--- start Data for the task ---

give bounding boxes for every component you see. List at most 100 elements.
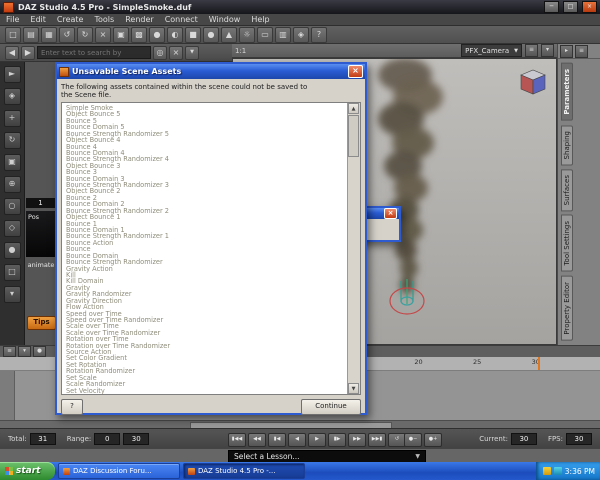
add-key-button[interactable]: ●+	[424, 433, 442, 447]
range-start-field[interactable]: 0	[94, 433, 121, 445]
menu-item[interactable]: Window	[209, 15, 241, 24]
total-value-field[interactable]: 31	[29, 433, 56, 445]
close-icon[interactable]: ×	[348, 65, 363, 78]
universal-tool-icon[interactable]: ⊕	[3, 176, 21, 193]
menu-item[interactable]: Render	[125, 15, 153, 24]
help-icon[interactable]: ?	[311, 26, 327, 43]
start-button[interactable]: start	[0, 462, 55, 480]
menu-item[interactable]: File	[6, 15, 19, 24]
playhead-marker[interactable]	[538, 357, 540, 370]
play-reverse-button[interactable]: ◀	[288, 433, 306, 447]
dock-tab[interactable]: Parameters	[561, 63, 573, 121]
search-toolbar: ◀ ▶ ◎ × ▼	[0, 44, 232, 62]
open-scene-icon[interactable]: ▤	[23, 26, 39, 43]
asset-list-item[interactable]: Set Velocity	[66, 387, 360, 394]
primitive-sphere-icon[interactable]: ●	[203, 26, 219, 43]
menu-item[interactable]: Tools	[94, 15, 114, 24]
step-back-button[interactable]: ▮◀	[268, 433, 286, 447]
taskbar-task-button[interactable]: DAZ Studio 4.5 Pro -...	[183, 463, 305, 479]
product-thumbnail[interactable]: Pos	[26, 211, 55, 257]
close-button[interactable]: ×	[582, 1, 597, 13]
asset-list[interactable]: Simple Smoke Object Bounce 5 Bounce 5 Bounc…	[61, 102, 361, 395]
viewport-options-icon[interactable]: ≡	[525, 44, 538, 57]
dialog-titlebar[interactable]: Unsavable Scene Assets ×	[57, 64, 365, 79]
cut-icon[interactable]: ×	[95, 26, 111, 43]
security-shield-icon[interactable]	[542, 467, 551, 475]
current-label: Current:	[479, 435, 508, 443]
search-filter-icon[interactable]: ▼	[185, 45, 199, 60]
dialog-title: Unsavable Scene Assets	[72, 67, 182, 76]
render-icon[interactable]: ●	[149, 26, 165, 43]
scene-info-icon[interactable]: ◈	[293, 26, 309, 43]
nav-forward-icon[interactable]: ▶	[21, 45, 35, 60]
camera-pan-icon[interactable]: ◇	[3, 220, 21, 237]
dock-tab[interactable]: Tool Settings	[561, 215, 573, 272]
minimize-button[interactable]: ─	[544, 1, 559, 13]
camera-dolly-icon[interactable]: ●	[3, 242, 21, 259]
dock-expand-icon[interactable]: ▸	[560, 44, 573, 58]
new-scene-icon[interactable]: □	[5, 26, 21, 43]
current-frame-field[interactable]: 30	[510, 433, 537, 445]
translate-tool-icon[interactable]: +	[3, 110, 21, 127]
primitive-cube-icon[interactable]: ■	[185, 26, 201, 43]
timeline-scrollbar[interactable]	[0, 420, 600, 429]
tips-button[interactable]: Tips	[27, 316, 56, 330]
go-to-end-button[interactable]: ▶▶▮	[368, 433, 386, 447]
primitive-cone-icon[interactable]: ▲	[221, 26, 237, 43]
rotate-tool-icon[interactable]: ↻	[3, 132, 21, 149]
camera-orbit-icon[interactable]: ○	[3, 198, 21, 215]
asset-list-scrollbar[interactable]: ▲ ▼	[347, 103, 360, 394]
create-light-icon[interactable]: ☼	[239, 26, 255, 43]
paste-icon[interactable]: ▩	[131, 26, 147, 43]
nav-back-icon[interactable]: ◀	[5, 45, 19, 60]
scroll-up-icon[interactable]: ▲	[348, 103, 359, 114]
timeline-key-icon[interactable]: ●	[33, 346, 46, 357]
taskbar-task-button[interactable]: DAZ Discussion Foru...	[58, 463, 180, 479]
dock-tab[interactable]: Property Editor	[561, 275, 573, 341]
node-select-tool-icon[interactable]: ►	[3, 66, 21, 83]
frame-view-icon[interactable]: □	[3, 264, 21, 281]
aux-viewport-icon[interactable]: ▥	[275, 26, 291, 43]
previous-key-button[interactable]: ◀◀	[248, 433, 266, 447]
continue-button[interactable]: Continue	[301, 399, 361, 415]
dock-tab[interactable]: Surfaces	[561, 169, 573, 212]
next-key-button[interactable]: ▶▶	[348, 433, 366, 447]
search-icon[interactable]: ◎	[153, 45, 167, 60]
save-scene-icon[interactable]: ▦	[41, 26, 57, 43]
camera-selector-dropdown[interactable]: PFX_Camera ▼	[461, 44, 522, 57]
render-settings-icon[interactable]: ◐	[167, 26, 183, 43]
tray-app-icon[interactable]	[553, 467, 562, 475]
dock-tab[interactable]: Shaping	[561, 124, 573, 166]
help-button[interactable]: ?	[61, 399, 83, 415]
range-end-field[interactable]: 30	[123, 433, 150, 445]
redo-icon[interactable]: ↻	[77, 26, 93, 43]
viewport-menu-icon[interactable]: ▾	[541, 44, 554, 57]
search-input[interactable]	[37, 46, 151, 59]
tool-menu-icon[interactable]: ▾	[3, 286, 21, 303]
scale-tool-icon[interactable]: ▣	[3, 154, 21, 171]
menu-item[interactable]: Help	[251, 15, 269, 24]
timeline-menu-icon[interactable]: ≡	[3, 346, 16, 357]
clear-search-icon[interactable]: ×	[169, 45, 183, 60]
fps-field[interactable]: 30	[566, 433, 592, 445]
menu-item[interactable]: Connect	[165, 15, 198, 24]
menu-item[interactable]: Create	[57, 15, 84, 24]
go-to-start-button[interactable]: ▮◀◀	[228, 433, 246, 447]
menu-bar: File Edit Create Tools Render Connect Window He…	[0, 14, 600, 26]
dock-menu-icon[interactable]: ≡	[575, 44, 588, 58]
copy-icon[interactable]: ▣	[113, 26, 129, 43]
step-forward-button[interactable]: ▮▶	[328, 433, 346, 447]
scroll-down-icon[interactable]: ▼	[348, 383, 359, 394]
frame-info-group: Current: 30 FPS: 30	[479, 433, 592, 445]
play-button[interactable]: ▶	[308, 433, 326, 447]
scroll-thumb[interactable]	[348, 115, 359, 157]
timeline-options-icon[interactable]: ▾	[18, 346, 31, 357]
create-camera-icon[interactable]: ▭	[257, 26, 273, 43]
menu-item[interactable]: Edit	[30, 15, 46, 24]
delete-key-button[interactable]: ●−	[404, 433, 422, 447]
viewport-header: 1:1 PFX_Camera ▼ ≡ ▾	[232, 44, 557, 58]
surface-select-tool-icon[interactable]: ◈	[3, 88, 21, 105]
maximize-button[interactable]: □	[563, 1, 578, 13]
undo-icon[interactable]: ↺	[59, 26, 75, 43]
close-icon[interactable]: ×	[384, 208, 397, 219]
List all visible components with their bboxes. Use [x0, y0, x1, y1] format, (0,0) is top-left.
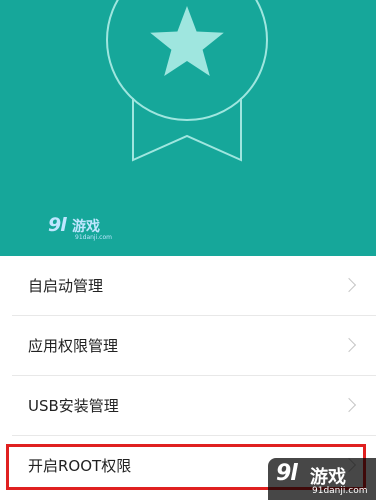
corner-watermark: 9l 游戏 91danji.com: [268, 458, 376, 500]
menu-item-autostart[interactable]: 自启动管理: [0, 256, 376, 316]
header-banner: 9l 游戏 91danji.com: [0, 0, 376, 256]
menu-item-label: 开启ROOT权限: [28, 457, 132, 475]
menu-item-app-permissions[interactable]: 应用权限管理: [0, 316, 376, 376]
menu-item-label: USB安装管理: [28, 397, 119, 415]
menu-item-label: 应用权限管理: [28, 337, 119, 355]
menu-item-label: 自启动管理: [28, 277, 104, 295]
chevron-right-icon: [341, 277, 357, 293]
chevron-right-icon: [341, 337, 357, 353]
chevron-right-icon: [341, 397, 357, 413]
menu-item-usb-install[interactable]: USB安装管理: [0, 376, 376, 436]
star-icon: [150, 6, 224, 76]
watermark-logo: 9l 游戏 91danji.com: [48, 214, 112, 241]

--- end Data for the task ---

*Exercise directions*
Lay out every line of the records above as a JSON list of strings, one string per line, with blank lines omitted. Leave the pictures out of the answer.

*Solution*
[
  "give bounding boxes for every component you see. List at most 100 elements.",
  "add-key-button[interactable]: ●+\t[424, 433, 442, 447]",
  "range-start-field[interactable]: 0\t[94, 433, 121, 445]",
  "menu-item[interactable]: Window\t[209, 15, 241, 24]",
  "total-value-field[interactable]: 31\t[29, 433, 56, 445]",
  "close-icon[interactable]: ×\t[348, 65, 363, 78]",
  "universal-tool-icon[interactable]: ⊕\t[3, 176, 21, 193]",
  "menu-item[interactable]: Render\t[125, 15, 153, 24]",
  "help-icon[interactable]: ?\t[311, 26, 327, 43]",
  "start-button[interactable]: start\t[0, 462, 55, 480]",
  "menu-item[interactable]: File\t[6, 15, 19, 24]",
  "playhead-marker[interactable]\t[538, 357, 540, 370]",
  "play-reverse-button[interactable]: ◀\t[288, 433, 306, 447]",
  "dock-tab[interactable]: Parameters\t[561, 63, 573, 121]",
  "search-toolbar: ◀ ▶ ◎ × ▼\t[0, 44, 232, 62]",
  "open-scene-icon[interactable]: ▤\t[23, 26, 39, 43]",
  "asset-list-item[interactable]: Set Velocity\t[66, 387, 360, 394]",
  "primitive-sphere-icon[interactable]: ●\t[203, 26, 219, 43]",
  "menu-item[interactable]: Tools\t[94, 15, 114, 24]",
  "step-back-button[interactable]: ▮◀\t[268, 433, 286, 447]",
  "taskbar-task-button[interactable]: DAZ Studio 4.5 Pro -...\t[183, 463, 305, 479]",
  "product-thumbnail[interactable]: Pos\t[26, 211, 55, 257]",
  "close-button[interactable]: ×\t[582, 1, 597, 13]",
  "asset-list[interactable]: Simple Smoke Object Bounce 5 Bounce 5 Bounc…\t[61, 102, 361, 395]",
  "viewport-options-icon[interactable]: ≡\t[525, 44, 538, 57]",
  "dialog-titlebar[interactable]: Unsavable Scene Assets ×\t[57, 64, 365, 79]",
  "cut-icon[interactable]: ×\t[95, 26, 111, 43]",
  "security-shield-icon[interactable]\t[542, 467, 551, 475]",
  "current-label: Current:\t[479, 435, 508, 443]",
  "search-filter-icon[interactable]: ▼\t[185, 45, 199, 60]",
  "dialog-title: Unsavable Scene Assets\t[72, 67, 182, 76]",
  "render-icon[interactable]: ●\t[149, 26, 165, 43]",
  "scene-info-icon[interactable]: ◈\t[293, 26, 309, 43]",
  "nav-forward-icon[interactable]: ▶\t[21, 45, 35, 60]",
  "camera-pan-icon[interactable]: ◇\t[3, 220, 21, 237]",
  "dock-tab[interactable]: Tool Settings\t[561, 215, 573, 272]",
  "minimize-button[interactable]: ─\t[544, 1, 559, 13]",
  "camera-dolly-icon[interactable]: ●\t[3, 242, 21, 259]",
  "dock-expand-icon[interactable]: ▸\t[560, 44, 573, 58]",
  "new-scene-icon[interactable]: □\t[5, 26, 21, 43]",
  "current-frame-field[interactable]: 30\t[510, 433, 537, 445]",
  "translate-tool-icon[interactable]: +\t[3, 110, 21, 127]",
  "primitive-cube-icon[interactable]: ■\t[185, 26, 201, 43]",
  "timeline-scrollbar[interactable]\t[0, 420, 600, 429]",
  "tips-button[interactable]: Tips\t[27, 316, 56, 330]",
  "go-to-end-button[interactable]: ▶▶▮\t[368, 433, 386, 447]",
  "primitive-cone-icon[interactable]: ▲\t[221, 26, 237, 43]",
  "rotate-tool-icon[interactable]: ↻\t[3, 132, 21, 149]",
  "camera-orbit-icon[interactable]: ○\t[3, 198, 21, 215]",
  "asset-list-scrollbar[interactable]: ▲ ▼\t[347, 103, 360, 394]",
  "create-light-icon[interactable]: ☼\t[239, 26, 255, 43]",
  "paste-icon[interactable]: ▩\t[131, 26, 147, 43]",
  "nav-back-icon[interactable]: ◀\t[5, 45, 19, 60]",
  "scroll-up-icon[interactable]: ▲\t[348, 103, 359, 114]",
  "timeline-key-icon[interactable]: ●\t[33, 346, 46, 357]",
  "taskbar-task-button[interactable]: DAZ Discussion Foru...\t[58, 463, 180, 479]",
  "dock-tab[interactable]: Property Editor\t[561, 275, 573, 341]",
  "node-select-tool-icon[interactable]: ►\t[3, 66, 21, 83]",
  "frame-view-icon[interactable]: □\t[3, 264, 21, 281]",
  "aux-viewport-icon[interactable]: ▥\t[275, 26, 291, 43]",
  "previous-key-button[interactable]: ◀◀\t[248, 433, 266, 447]",
  "continue-button[interactable]: Continue\t[301, 399, 361, 415]",
  "dock-tab[interactable]: Surfaces\t[561, 169, 573, 212]",
  "next-key-button[interactable]: ▶▶\t[348, 433, 366, 447]",
  "search-icon[interactable]: ◎\t[153, 45, 167, 60]",
  "save-scene-icon[interactable]: ▦\t[41, 26, 57, 43]",
  "camera-selector-dropdown[interactable]: PFX_Camera ▼\t[461, 44, 522, 57]",
  "render-settings-icon[interactable]: ◐\t[167, 26, 183, 43]",
  "tray-app-icon[interactable]\t[553, 467, 562, 475]",
  "dock-tab[interactable]: Shaping\t[561, 124, 573, 166]",
  "help-button[interactable]: ?\t[61, 399, 83, 415]",
  "range-end-field[interactable]: 30\t[123, 433, 150, 445]",
  "redo-icon[interactable]: ↻\t[77, 26, 93, 43]",
  "viewport-menu-icon[interactable]: ▾\t[541, 44, 554, 57]",
  "search-input[interactable]\t[37, 46, 151, 59]",
  "tool-menu-icon[interactable]: ▾\t[3, 286, 21, 303]",
  "scale-tool-icon[interactable]: ▣\t[3, 154, 21, 171]",
  "menu-item[interactable]: Help\t[251, 15, 269, 24]",
  "timeline-menu-icon[interactable]: ≡\t[3, 346, 16, 357]",
  "clear-search-icon[interactable]: ×\t[169, 45, 183, 60]",
  "fps-field[interactable]: 30\t[566, 433, 592, 445]",
  "menu-item[interactable]: Connect\t[165, 15, 198, 24]",
  "menu-item[interactable]: Create\t[57, 15, 84, 24]",
  "go-to-start-button[interactable]: ▮◀◀\t[228, 433, 246, 447]",
  "menu-bar: File Edit Create Tools Render Connect Window He…\t[0, 14, 600, 26]",
  "dock-menu-icon[interactable]: ≡\t[575, 44, 588, 58]",
  "copy-icon[interactable]: ▣\t[113, 26, 129, 43]",
  "step-forward-button[interactable]: ▮▶\t[328, 433, 346, 447]",
  "scroll-down-icon[interactable]: ▼\t[348, 383, 359, 394]",
  "frame-info-group: Current: 30 FPS: 30\t[479, 433, 592, 445]",
  "play-button[interactable]: ▶\t[308, 433, 326, 447]",
  "scroll-thumb[interactable]\t[348, 115, 359, 157]",
  "timeline-options-icon[interactable]: ▾\t[18, 346, 31, 357]",
  "create-camera-icon[interactable]: ▭\t[257, 26, 273, 43]",
  "menu-item[interactable]: Edit\t[30, 15, 46, 24]",
  "delete-key-button[interactable]: ●−\t[404, 433, 422, 447]",
  "viewport-header: 1:1 PFX_Camera ▼ ≡ ▾\t[232, 44, 557, 58]",
  "surface-select-tool-icon[interactable]: ◈\t[3, 88, 21, 105]",
  "maximize-button[interactable]: □\t[563, 1, 578, 13]",
  "undo-icon[interactable]: ↺\t[59, 26, 75, 43]",
  "close-icon[interactable]: ×\t[384, 208, 397, 219]",
  "List all visible components with their bboxes. Use [x0, y0, x1, y1] format, (0,0) is top-left.",
  "corner-watermark: 9l 游戏 91danji.com: [268, 458, 376, 500]",
  "menu-item-autostart[interactable]: 自启动管理: [0, 256, 376, 316]",
  "header-banner: 9l 游戏 91danji.com: [0, 0, 376, 256]",
  "menu-item-label: 开启ROOT权限: [28, 457, 132, 475]",
  "menu-item-app-permissions[interactable]: 应用权限管理: [0, 316, 376, 376]",
  "menu-item-label: USB安装管理: [28, 397, 119, 415]",
  "menu-item-label: 应用权限管理: [28, 337, 119, 355]",
  "menu-item-label: 自启动管理: [28, 277, 104, 295]",
  "chevron-right-icon: [341, 277, 357, 293]",
  "chevron-right-icon: [341, 337, 357, 353]",
  "chevron-right-icon: [341, 397, 357, 413]",
  "menu-item-usb-install[interactable]: USB安装管理: [0, 376, 376, 436]",
  "star-icon: [150, 6, 224, 76]",
  "watermark-logo: 9l 游戏 91danji.com: [48, 214, 112, 241]"
]